Records provided -
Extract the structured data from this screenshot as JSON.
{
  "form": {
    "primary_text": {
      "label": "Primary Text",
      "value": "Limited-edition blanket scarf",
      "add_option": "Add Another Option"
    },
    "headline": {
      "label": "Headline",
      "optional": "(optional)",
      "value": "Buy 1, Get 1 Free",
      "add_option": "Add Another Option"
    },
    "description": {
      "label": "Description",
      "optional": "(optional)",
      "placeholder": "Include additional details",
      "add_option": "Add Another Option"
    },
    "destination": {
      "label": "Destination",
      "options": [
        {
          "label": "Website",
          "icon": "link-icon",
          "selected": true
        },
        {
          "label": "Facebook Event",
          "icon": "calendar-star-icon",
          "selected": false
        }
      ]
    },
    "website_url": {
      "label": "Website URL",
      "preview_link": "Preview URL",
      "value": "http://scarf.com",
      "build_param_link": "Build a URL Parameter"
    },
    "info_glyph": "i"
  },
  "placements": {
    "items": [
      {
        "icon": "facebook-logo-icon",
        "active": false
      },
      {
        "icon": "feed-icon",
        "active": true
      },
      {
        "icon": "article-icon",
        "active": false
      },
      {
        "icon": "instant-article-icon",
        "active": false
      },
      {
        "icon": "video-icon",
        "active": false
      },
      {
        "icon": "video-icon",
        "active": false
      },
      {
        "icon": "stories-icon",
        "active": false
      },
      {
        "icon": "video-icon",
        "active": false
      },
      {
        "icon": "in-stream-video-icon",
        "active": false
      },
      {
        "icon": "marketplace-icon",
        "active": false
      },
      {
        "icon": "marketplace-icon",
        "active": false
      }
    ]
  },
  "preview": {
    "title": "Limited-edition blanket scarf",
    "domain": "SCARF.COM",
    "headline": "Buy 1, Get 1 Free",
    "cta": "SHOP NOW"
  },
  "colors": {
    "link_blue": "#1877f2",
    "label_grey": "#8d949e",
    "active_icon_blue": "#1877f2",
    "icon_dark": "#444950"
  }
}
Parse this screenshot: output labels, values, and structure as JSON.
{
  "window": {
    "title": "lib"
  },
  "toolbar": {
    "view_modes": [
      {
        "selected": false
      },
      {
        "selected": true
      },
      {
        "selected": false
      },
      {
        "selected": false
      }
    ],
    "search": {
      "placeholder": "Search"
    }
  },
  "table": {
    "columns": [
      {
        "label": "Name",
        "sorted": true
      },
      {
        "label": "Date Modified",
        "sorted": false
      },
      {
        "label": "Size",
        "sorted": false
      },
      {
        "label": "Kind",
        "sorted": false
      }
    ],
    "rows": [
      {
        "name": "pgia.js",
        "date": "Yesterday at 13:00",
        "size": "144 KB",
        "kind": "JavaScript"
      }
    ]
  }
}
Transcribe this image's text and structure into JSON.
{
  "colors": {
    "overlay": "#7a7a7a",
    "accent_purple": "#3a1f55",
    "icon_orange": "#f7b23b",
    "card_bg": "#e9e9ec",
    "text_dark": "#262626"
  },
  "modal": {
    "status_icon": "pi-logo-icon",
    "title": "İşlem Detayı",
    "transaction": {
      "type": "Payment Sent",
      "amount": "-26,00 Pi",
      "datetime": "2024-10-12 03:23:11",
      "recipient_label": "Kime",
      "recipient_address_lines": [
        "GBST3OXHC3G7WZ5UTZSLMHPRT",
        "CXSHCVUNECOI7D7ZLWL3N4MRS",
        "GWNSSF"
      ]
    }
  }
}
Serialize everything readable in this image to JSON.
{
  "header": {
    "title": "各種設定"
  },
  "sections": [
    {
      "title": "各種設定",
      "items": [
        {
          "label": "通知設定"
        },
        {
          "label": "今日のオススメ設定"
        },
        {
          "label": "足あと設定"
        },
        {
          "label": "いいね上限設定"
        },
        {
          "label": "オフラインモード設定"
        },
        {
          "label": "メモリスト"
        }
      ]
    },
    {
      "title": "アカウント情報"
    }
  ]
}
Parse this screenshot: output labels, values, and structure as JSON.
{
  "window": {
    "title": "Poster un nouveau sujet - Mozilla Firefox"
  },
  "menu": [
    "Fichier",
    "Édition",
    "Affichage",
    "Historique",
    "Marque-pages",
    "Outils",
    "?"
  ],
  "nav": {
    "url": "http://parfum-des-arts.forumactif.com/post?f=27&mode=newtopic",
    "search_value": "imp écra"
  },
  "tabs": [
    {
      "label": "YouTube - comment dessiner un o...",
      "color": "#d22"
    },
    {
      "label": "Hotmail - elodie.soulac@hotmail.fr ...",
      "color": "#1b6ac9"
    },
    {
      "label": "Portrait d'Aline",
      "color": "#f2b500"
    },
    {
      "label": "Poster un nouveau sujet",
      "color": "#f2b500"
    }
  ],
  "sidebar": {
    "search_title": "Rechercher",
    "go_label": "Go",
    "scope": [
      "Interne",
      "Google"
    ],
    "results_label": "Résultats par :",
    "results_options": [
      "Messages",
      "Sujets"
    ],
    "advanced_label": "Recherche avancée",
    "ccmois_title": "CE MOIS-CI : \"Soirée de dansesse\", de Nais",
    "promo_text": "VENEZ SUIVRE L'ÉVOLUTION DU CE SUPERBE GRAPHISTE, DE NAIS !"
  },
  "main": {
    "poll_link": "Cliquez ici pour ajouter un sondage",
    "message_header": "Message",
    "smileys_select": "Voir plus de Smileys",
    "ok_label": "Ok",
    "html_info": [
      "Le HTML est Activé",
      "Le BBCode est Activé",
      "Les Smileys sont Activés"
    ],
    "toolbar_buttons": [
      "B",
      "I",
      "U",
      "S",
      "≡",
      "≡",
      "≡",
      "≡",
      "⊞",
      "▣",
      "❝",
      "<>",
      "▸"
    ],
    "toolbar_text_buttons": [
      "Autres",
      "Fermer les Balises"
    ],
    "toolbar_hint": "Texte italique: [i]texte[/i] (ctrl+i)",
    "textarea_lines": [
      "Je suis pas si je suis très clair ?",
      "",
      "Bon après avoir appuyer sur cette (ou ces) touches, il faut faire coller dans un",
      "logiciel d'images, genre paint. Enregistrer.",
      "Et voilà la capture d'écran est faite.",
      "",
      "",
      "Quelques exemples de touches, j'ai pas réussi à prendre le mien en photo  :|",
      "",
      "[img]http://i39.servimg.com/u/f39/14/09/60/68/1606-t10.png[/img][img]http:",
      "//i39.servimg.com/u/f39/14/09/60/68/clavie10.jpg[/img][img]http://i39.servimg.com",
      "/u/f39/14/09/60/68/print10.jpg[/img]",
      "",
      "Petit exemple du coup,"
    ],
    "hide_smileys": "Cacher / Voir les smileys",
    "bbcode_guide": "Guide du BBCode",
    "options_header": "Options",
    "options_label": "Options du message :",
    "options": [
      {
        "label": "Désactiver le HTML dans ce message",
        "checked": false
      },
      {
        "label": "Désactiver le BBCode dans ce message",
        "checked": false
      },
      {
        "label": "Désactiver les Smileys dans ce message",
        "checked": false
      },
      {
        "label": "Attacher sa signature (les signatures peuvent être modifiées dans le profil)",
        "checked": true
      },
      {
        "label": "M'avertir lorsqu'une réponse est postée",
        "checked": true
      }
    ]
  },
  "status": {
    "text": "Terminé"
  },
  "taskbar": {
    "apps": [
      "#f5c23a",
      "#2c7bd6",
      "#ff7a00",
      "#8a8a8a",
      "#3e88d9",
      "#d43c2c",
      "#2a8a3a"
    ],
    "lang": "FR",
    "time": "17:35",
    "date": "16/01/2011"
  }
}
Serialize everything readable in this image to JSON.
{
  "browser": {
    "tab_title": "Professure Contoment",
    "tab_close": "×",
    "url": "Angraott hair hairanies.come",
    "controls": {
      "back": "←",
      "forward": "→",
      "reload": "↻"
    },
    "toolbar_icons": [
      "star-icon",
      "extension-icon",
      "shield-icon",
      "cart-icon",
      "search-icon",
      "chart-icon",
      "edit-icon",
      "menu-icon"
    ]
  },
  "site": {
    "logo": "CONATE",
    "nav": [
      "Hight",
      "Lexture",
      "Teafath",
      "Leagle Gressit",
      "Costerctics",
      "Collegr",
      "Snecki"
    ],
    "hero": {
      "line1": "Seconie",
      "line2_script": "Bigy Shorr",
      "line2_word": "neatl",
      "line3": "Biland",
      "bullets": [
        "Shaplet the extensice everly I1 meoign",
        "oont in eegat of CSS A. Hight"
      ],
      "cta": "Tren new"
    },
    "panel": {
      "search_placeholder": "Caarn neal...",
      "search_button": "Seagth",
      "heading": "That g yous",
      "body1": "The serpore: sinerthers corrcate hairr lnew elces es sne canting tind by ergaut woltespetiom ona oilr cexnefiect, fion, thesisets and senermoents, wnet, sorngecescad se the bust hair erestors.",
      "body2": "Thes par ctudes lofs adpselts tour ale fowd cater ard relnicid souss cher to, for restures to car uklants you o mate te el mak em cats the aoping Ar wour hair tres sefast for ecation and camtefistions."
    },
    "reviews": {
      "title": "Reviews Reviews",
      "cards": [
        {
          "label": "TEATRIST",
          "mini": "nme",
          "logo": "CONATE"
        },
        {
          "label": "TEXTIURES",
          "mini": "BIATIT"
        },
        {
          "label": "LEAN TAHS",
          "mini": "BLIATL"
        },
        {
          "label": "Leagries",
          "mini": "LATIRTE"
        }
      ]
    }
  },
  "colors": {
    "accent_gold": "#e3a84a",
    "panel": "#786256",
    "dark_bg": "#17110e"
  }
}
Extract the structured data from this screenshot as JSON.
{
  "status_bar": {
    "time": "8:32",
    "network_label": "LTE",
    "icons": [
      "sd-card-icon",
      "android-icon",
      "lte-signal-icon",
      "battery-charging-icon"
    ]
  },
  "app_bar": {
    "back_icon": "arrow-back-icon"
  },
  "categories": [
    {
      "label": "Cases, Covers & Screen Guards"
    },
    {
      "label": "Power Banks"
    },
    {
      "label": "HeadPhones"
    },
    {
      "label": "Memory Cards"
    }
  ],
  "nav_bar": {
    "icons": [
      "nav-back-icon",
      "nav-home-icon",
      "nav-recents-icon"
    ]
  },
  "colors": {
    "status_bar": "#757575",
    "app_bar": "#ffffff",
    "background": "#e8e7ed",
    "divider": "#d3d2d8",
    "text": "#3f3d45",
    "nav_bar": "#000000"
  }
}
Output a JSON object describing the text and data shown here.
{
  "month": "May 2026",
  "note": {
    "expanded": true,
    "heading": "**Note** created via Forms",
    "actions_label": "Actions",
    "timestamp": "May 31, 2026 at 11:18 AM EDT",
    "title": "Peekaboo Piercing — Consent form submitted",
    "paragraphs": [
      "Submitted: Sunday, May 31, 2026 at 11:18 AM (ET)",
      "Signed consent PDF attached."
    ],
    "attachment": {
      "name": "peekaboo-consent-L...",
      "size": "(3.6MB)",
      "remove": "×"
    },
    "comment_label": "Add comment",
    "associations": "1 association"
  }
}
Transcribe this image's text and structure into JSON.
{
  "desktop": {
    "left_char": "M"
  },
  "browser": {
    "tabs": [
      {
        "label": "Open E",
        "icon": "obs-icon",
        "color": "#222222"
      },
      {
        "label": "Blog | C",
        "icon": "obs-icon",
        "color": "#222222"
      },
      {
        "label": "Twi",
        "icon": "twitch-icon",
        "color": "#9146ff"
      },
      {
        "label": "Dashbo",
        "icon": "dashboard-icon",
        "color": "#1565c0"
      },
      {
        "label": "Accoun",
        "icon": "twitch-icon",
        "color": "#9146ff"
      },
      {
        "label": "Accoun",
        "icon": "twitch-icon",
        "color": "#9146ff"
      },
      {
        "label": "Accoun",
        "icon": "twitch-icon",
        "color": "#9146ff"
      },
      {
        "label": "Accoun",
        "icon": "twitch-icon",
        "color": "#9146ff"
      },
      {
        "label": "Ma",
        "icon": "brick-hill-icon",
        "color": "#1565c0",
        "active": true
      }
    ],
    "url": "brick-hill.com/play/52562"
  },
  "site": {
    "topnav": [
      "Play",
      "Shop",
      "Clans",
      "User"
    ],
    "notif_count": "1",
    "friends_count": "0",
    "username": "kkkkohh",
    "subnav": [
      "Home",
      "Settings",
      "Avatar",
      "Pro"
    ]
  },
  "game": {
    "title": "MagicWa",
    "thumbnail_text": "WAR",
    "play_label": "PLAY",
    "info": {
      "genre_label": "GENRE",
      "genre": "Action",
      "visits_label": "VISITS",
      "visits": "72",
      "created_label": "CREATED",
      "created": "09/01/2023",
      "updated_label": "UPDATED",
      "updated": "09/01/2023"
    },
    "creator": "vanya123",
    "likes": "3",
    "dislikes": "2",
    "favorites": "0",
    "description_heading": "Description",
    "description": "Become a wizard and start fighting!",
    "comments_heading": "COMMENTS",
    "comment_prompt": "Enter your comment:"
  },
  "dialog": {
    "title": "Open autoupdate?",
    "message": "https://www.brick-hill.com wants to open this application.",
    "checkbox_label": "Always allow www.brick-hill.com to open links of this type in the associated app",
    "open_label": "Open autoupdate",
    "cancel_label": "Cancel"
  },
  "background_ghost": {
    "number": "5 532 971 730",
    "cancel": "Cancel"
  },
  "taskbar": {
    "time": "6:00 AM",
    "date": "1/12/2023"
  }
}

Set exercise - Filter the records above for lines containing the word "servimg", and copy those lines.

Result of this task -
      "[img]http://i39.servimg.com/u/f39/14/09/60/68/1606-t10.png[/img][img]http:",
      "//i39.servimg.com/u/f39/14/09/60/68/clavie10.jpg[/img][img]http://i39.servimg.com",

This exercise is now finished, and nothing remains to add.